# Record set start

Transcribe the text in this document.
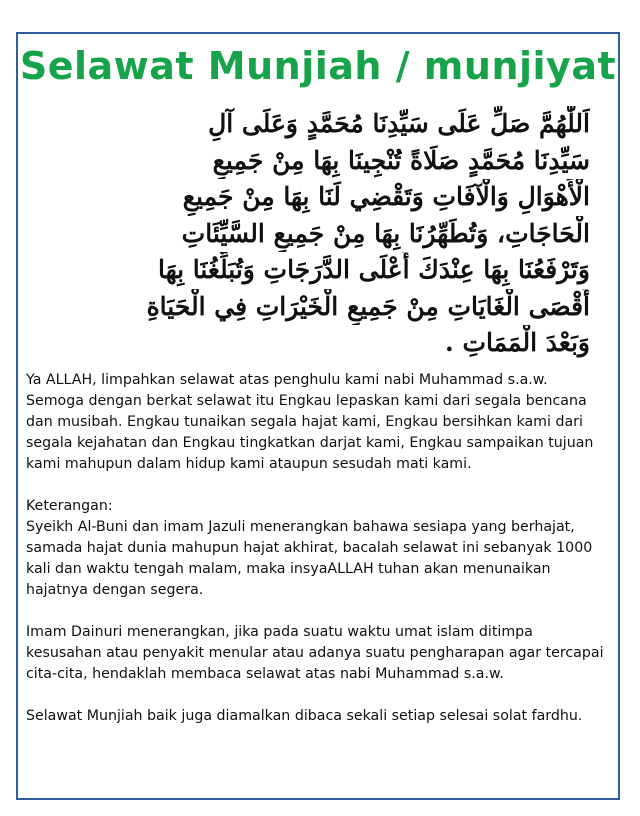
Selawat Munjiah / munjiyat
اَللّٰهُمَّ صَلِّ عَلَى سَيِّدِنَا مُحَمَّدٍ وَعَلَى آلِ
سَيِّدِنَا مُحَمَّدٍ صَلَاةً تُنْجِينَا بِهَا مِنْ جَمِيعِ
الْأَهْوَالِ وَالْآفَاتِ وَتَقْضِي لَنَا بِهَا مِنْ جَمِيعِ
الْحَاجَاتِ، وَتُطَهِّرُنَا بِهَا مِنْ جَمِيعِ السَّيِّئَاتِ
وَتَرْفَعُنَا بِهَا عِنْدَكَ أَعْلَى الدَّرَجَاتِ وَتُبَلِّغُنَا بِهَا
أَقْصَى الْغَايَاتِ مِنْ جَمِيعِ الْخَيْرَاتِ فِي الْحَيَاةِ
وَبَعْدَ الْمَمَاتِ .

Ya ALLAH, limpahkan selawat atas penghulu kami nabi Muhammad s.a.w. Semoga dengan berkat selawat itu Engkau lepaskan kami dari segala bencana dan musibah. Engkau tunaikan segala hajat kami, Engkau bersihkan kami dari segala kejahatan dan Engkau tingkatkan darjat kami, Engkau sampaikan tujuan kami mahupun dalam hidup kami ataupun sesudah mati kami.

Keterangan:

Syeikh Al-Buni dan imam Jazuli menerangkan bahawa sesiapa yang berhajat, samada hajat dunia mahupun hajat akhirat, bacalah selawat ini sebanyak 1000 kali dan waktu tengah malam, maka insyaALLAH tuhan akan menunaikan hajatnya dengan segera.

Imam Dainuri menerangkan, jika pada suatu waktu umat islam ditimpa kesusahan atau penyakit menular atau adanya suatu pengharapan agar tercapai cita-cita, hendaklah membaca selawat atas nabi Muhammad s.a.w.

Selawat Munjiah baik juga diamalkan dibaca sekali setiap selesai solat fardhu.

# Record set end
# Record set start

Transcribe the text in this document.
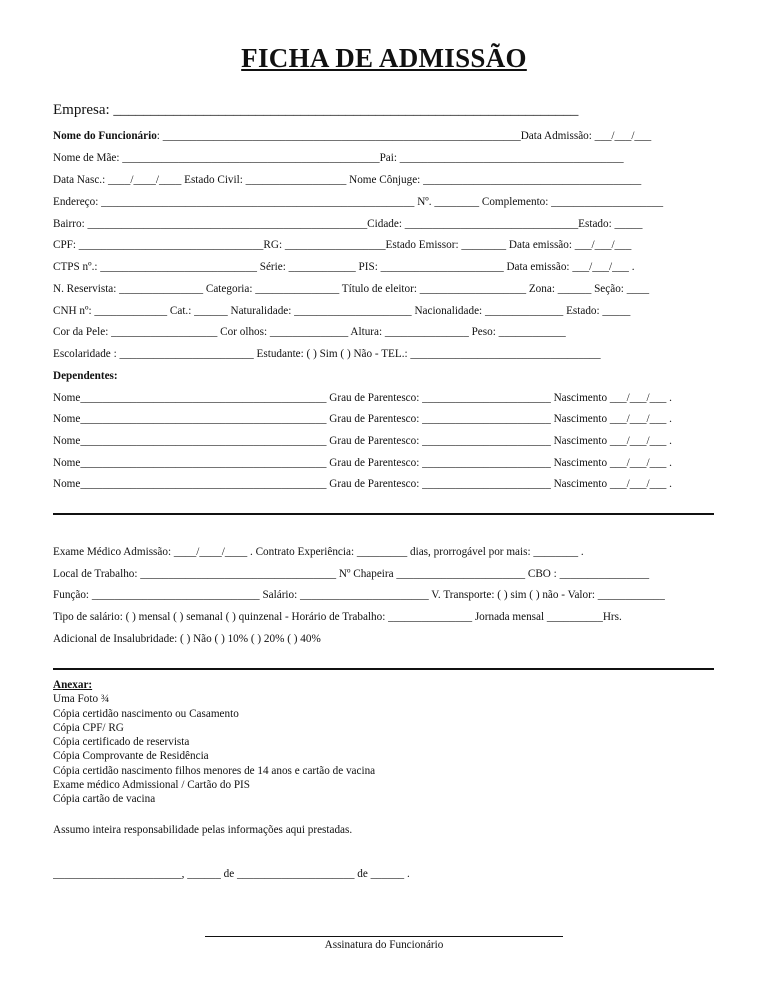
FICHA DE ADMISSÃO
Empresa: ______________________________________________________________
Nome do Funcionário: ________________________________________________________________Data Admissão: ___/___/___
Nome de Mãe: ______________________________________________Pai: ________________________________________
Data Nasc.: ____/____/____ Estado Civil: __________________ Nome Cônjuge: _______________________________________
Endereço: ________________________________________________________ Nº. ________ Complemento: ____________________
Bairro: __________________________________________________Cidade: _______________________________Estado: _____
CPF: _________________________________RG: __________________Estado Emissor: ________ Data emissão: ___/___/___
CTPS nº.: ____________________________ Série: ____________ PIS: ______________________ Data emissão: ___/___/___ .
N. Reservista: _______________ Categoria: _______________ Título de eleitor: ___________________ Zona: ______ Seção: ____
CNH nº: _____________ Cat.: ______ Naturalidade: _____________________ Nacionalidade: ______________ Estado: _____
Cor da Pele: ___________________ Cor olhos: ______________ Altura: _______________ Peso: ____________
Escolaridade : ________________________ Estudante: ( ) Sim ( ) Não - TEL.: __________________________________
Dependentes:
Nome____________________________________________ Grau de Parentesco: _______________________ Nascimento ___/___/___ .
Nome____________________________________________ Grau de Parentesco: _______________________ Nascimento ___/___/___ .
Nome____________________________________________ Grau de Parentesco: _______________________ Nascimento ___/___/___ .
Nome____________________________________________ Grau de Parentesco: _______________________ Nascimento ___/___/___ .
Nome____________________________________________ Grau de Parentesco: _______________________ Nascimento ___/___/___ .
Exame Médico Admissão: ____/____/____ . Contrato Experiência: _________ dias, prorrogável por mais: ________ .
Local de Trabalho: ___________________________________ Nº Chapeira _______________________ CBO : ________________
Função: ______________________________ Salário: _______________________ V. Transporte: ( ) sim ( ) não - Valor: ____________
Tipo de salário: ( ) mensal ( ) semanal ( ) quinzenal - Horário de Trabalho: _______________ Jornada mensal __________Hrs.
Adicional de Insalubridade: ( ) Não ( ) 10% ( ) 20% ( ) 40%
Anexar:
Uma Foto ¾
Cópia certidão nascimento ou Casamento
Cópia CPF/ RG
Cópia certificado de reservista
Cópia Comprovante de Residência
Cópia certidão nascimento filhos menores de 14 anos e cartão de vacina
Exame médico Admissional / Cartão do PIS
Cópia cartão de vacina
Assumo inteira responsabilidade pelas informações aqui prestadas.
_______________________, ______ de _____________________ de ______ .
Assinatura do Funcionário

# Record set end

Work required —
From the entries above, return each line with the word "Munjiah" in it.

Solution for this task —
Selawat Munjiah / munjiyat
Selawat Munjiah baik juga diamalkan dibaca sekali setiap selesai solat fardhu.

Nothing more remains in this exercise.